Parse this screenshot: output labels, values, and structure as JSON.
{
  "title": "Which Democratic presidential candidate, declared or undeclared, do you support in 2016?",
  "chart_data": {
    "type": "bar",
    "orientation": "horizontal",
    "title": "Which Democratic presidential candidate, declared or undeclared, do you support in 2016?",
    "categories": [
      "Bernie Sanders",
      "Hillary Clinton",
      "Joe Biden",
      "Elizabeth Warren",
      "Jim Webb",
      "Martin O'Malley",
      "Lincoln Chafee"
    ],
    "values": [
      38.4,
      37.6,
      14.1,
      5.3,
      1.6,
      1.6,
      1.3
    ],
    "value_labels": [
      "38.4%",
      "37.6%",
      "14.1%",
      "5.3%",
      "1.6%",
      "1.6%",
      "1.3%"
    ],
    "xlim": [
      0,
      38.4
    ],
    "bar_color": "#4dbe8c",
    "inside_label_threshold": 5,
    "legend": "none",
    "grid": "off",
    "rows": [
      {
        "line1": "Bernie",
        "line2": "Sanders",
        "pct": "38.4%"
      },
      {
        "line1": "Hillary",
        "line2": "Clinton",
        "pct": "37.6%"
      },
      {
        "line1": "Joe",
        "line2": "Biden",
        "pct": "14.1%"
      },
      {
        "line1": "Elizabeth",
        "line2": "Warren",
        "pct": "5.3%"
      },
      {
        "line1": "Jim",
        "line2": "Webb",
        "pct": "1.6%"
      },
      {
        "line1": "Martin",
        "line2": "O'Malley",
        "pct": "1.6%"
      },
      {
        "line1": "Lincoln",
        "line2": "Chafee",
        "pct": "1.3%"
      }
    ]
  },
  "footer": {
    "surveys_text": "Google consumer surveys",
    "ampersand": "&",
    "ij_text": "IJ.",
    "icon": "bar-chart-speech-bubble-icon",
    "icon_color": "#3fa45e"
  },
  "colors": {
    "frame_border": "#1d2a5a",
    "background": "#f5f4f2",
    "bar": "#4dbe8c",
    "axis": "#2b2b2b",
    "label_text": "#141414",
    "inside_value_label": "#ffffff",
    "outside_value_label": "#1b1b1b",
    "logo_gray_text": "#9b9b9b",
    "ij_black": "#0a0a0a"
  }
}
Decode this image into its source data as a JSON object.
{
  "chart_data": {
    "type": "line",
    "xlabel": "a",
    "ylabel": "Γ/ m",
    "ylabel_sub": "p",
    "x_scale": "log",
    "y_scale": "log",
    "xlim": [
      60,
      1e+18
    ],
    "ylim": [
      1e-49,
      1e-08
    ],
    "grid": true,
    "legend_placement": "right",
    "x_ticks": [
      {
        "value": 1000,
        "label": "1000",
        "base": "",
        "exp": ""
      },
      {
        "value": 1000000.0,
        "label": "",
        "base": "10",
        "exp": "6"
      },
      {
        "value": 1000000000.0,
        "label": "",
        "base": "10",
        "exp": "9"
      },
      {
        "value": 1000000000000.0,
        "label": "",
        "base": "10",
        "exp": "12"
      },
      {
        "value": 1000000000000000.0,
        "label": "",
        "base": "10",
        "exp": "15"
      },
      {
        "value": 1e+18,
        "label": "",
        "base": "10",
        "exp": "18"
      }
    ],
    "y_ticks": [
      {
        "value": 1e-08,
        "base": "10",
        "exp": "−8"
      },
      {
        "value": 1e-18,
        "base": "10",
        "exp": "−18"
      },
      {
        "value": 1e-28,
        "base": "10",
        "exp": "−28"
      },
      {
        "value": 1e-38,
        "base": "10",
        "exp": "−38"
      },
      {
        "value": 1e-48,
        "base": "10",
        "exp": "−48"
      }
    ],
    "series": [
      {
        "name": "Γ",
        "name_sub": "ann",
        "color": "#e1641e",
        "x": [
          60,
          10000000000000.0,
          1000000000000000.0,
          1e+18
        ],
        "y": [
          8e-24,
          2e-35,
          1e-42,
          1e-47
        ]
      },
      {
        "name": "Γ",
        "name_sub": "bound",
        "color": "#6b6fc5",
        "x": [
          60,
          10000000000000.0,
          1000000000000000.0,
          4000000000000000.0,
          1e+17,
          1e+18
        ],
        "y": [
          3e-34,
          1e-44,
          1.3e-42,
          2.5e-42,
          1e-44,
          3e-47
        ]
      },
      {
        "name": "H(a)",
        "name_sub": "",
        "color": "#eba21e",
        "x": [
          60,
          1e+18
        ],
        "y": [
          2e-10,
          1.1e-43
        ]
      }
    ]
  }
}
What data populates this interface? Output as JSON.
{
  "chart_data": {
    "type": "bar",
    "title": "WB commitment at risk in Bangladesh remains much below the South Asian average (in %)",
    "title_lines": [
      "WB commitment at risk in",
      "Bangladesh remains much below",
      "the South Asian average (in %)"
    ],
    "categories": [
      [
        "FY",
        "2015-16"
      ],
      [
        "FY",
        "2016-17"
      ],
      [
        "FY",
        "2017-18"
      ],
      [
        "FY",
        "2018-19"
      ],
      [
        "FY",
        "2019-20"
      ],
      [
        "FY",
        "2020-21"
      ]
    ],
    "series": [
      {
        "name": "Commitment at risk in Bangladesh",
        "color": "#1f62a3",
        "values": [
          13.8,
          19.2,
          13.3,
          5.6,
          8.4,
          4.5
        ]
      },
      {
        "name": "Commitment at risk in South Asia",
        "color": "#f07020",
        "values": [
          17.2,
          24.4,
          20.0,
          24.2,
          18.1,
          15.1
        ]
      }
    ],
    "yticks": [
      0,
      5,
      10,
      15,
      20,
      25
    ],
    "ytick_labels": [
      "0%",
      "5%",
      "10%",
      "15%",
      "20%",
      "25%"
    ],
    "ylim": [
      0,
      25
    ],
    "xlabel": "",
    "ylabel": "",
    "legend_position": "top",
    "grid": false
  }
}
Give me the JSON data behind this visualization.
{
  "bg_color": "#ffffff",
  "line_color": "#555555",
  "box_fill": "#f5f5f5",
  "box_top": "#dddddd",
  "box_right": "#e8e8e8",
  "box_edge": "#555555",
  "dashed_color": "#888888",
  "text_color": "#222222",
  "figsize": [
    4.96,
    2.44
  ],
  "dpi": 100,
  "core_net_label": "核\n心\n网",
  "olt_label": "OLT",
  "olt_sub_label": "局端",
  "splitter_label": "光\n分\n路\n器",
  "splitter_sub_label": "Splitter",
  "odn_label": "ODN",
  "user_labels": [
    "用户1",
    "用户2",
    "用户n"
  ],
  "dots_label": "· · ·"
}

**Required work:** Each entry above is to be printed again exactly.

**The response:**
Parse this screenshot: output labels, values, and structure as JSON.
{
  "title": "Which Democratic presidential candidate, declared or undeclared, do you support in 2016?",
  "chart_data": {
    "type": "bar",
    "orientation": "horizontal",
    "title": "Which Democratic presidential candidate, declared or undeclared, do you support in 2016?",
    "categories": [
      "Bernie Sanders",
      "Hillary Clinton",
      "Joe Biden",
      "Elizabeth Warren",
      "Jim Webb",
      "Martin O'Malley",
      "Lincoln Chafee"
    ],
    "values": [
      38.4,
      37.6,
      14.1,
      5.3,
      1.6,
      1.6,
      1.3
    ],
    "value_labels": [
      "38.4%",
      "37.6%",
      "14.1%",
      "5.3%",
      "1.6%",
      "1.6%",
      "1.3%"
    ],
    "xlim": [
      0,
      38.4
    ],
    "bar_color": "#4dbe8c",
    "inside_label_threshold": 5,
    "legend": "none",
    "grid": "off",
    "rows": [
      {
        "line1": "Bernie",
        "line2": "Sanders",
        "pct": "38.4%"
      },
      {
        "line1": "Hillary",
        "line2": "Clinton",
        "pct": "37.6%"
      },
      {
        "line1": "Joe",
        "line2": "Biden",
        "pct": "14.1%"
      },
      {
        "line1": "Elizabeth",
        "line2": "Warren",
        "pct": "5.3%"
      },
      {
        "line1": "Jim",
        "line2": "Webb",
        "pct": "1.6%"
      },
      {
        "line1": "Martin",
        "line2": "O'Malley",
        "pct": "1.6%"
      },
      {
        "line1": "Lincoln",
        "line2": "Chafee",
        "pct": "1.3%"
      }
    ]
  },
  "footer": {
    "surveys_text": "Google consumer surveys",
    "ampersand": "&",
    "ij_text": "IJ.",
    "icon": "bar-chart-speech-bubble-icon",
    "icon_color": "#3fa45e"
  },
  "colors": {
    "frame_border": "#1d2a5a",
    "background": "#f5f4f2",
    "bar": "#4dbe8c",
    "axis": "#2b2b2b",
    "label_text": "#141414",
    "inside_value_label": "#ffffff",
    "outside_value_label": "#1b1b1b",
    "logo_gray_text": "#9b9b9b",
    "ij_black": "#0a0a0a"
  }
}
Decode this image into its source data as a JSON object.
{
  "chart_data": {
    "type": "line",
    "xlabel": "a",
    "ylabel": "Γ/ m",
    "ylabel_sub": "p",
    "x_scale": "log",
    "y_scale": "log",
    "xlim": [
      60,
      1e+18
    ],
    "ylim": [
      1e-49,
      1e-08
    ],
    "grid": true,
    "legend_placement": "right",
    "x_ticks": [
      {
        "value": 1000,
        "label": "1000",
        "base": "",
        "exp": ""
      },
      {
        "value": 1000000.0,
        "label": "",
        "base": "10",
        "exp": "6"
      },
      {
        "value": 1000000000.0,
        "label": "",
        "base": "10",
        "exp": "9"
      },
      {
        "value": 1000000000000.0,
        "label": "",
        "base": "10",
        "exp": "12"
      },
      {
        "value": 1000000000000000.0,
        "label": "",
        "base": "10",
        "exp": "15"
      },
      {
        "value": 1e+18,
        "label": "",
        "base": "10",
        "exp": "18"
      }
    ],
    "y_ticks": [
      {
        "value": 1e-08,
        "base": "10",
        "exp": "−8"
      },
      {
        "value": 1e-18,
        "base": "10",
        "exp": "−18"
      },
      {
        "value": 1e-28,
        "base": "10",
        "exp": "−28"
      },
      {
        "value": 1e-38,
        "base": "10",
        "exp": "−38"
      },
      {
        "value": 1e-48,
        "base": "10",
        "exp": "−48"
      }
    ],
    "series": [
      {
        "name": "Γ",
        "name_sub": "ann",
        "color": "#e1641e",
        "x": [
          60,
          10000000000000.0,
          1000000000000000.0,
          1e+18
        ],
        "y": [
          8e-24,
          2e-35,
          1e-42,
          1e-47
        ]
      },
      {
        "name": "Γ",
        "name_sub": "bound",
        "color": "#6b6fc5",
        "x": [
          60,
          10000000000000.0,
          1000000000000000.0,
          4000000000000000.0,
          1e+17,
          1e+18
        ],
        "y": [
          3e-34,
          1e-44,
          1.3e-42,
          2.5e-42,
          1e-44,
          3e-47
        ]
      },
      {
        "name": "H(a)",
        "name_sub": "",
        "color": "#eba21e",
        "x": [
          60,
          1e+18
        ],
        "y": [
          2e-10,
          1.1e-43
        ]
      }
    ]
  }
}
What data populates this interface? Output as JSON.
{
  "chart_data": {
    "type": "bar",
    "title": "WB commitment at risk in Bangladesh remains much below the South Asian average (in %)",
    "title_lines": [
      "WB commitment at risk in",
      "Bangladesh remains much below",
      "the South Asian average (in %)"
    ],
    "categories": [
      [
        "FY",
        "2015-16"
      ],
      [
        "FY",
        "2016-17"
      ],
      [
        "FY",
        "2017-18"
      ],
      [
        "FY",
        "2018-19"
      ],
      [
        "FY",
        "2019-20"
      ],
      [
        "FY",
        "2020-21"
      ]
    ],
    "series": [
      {
        "name": "Commitment at risk in Bangladesh",
        "color": "#1f62a3",
        "values": [
          13.8,
          19.2,
          13.3,
          5.6,
          8.4,
          4.5
        ]
      },
      {
        "name": "Commitment at risk in South Asia",
        "color": "#f07020",
        "values": [
          17.2,
          24.4,
          20.0,
          24.2,
          18.1,
          15.1
        ]
      }
    ],
    "yticks": [
      0,
      5,
      10,
      15,
      20,
      25
    ],
    "ytick_labels": [
      "0%",
      "5%",
      "10%",
      "15%",
      "20%",
      "25%"
    ],
    "ylim": [
      0,
      25
    ],
    "xlabel": "",
    "ylabel": "",
    "legend_position": "top",
    "grid": false
  }
}
Give me the JSON data behind this visualization.
{
  "bg_color": "#ffffff",
  "line_color": "#555555",
  "box_fill": "#f5f5f5",
  "box_top": "#dddddd",
  "box_right": "#e8e8e8",
  "box_edge": "#555555",
  "dashed_color": "#888888",
  "text_color": "#222222",
  "figsize": [
    4.96,
    2.44
  ],
  "dpi": 100,
  "core_net_label": "核\n心\n网",
  "olt_label": "OLT",
  "olt_sub_label": "局端",
  "splitter_label": "光\n分\n路\n器",
  "splitter_sub_label": "Splitter",
  "odn_label": "ODN",
  "user_labels": [
    "用户1",
    "用户2",
    "用户n"
  ],
  "dots_label": "· · ·"
}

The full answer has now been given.